[Exercise details]
Every record below should be printed exactly as given.

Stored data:
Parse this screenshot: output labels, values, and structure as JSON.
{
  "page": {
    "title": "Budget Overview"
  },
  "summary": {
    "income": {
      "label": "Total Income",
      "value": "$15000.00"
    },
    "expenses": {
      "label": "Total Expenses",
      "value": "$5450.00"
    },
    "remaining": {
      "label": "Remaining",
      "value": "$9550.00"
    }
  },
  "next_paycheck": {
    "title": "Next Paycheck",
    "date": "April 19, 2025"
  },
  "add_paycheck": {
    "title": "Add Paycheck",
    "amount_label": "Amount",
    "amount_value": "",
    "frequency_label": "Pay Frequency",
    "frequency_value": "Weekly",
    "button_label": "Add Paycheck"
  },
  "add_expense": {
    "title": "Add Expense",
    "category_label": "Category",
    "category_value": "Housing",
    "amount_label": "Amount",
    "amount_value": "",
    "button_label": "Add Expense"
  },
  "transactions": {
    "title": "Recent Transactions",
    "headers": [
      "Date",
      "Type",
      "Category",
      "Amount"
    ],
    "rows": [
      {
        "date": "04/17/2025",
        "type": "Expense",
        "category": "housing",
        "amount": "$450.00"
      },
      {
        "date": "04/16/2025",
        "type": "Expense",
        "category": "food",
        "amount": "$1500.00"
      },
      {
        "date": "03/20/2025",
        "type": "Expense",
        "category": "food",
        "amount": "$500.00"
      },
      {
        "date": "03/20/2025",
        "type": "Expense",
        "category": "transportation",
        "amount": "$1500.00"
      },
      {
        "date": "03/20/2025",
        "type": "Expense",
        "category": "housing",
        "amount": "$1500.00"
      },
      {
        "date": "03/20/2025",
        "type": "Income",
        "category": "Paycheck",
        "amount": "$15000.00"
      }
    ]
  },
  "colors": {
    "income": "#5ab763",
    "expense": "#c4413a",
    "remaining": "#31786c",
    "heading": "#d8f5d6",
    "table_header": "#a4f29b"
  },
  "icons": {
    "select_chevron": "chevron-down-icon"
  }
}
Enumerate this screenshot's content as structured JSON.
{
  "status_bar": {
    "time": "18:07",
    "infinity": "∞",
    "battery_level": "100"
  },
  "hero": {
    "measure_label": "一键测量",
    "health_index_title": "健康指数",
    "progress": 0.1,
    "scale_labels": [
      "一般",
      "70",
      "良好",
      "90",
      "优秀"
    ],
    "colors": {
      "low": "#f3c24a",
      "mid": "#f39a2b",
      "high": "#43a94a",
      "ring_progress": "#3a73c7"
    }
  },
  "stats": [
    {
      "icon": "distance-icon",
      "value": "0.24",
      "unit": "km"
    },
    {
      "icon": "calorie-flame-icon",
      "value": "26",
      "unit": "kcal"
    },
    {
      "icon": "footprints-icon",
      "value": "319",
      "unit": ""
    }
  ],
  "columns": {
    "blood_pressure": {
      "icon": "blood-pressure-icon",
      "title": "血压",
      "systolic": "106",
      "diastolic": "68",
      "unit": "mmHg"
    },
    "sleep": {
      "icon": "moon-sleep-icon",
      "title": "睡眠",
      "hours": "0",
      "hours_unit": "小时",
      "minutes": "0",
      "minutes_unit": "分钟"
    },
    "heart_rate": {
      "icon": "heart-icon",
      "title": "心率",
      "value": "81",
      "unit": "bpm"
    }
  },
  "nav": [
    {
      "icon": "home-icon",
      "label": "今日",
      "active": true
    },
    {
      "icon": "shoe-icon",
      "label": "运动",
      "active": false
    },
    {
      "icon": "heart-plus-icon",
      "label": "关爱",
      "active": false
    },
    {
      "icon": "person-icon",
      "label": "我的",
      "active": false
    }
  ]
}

[Full solution]
Parse this screenshot: output labels, values, and structure as JSON.
{
  "page": {
    "title": "Budget Overview"
  },
  "summary": {
    "income": {
      "label": "Total Income",
      "value": "$15000.00"
    },
    "expenses": {
      "label": "Total Expenses",
      "value": "$5450.00"
    },
    "remaining": {
      "label": "Remaining",
      "value": "$9550.00"
    }
  },
  "next_paycheck": {
    "title": "Next Paycheck",
    "date": "April 19, 2025"
  },
  "add_paycheck": {
    "title": "Add Paycheck",
    "amount_label": "Amount",
    "amount_value": "",
    "frequency_label": "Pay Frequency",
    "frequency_value": "Weekly",
    "button_label": "Add Paycheck"
  },
  "add_expense": {
    "title": "Add Expense",
    "category_label": "Category",
    "category_value": "Housing",
    "amount_label": "Amount",
    "amount_value": "",
    "button_label": "Add Expense"
  },
  "transactions": {
    "title": "Recent Transactions",
    "headers": [
      "Date",
      "Type",
      "Category",
      "Amount"
    ],
    "rows": [
      {
        "date": "04/17/2025",
        "type": "Expense",
        "category": "housing",
        "amount": "$450.00"
      },
      {
        "date": "04/16/2025",
        "type": "Expense",
        "category": "food",
        "amount": "$1500.00"
      },
      {
        "date": "03/20/2025",
        "type": "Expense",
        "category": "food",
        "amount": "$500.00"
      },
      {
        "date": "03/20/2025",
        "type": "Expense",
        "category": "transportation",
        "amount": "$1500.00"
      },
      {
        "date": "03/20/2025",
        "type": "Expense",
        "category": "housing",
        "amount": "$1500.00"
      },
      {
        "date": "03/20/2025",
        "type": "Income",
        "category": "Paycheck",
        "amount": "$15000.00"
      }
    ]
  },
  "colors": {
    "income": "#5ab763",
    "expense": "#c4413a",
    "remaining": "#31786c",
    "heading": "#d8f5d6",
    "table_header": "#a4f29b"
  },
  "icons": {
    "select_chevron": "chevron-down-icon"
  }
}
Enumerate this screenshot's content as structured JSON.
{
  "status_bar": {
    "time": "18:07",
    "infinity": "∞",
    "battery_level": "100"
  },
  "hero": {
    "measure_label": "一键测量",
    "health_index_title": "健康指数",
    "progress": 0.1,
    "scale_labels": [
      "一般",
      "70",
      "良好",
      "90",
      "优秀"
    ],
    "colors": {
      "low": "#f3c24a",
      "mid": "#f39a2b",
      "high": "#43a94a",
      "ring_progress": "#3a73c7"
    }
  },
  "stats": [
    {
      "icon": "distance-icon",
      "value": "0.24",
      "unit": "km"
    },
    {
      "icon": "calorie-flame-icon",
      "value": "26",
      "unit": "kcal"
    },
    {
      "icon": "footprints-icon",
      "value": "319",
      "unit": ""
    }
  ],
  "columns": {
    "blood_pressure": {
      "icon": "blood-pressure-icon",
      "title": "血压",
      "systolic": "106",
      "diastolic": "68",
      "unit": "mmHg"
    },
    "sleep": {
      "icon": "moon-sleep-icon",
      "title": "睡眠",
      "hours": "0",
      "hours_unit": "小时",
      "minutes": "0",
      "minutes_unit": "分钟"
    },
    "heart_rate": {
      "icon": "heart-icon",
      "title": "心率",
      "value": "81",
      "unit": "bpm"
    }
  },
  "nav": [
    {
      "icon": "home-icon",
      "label": "今日",
      "active": true
    },
    {
      "icon": "shoe-icon",
      "label": "运动",
      "active": false
    },
    {
      "icon": "heart-plus-icon",
      "label": "关爱",
      "active": false
    },
    {
      "icon": "person-icon",
      "label": "我的",
      "active": false
    }
  ]
}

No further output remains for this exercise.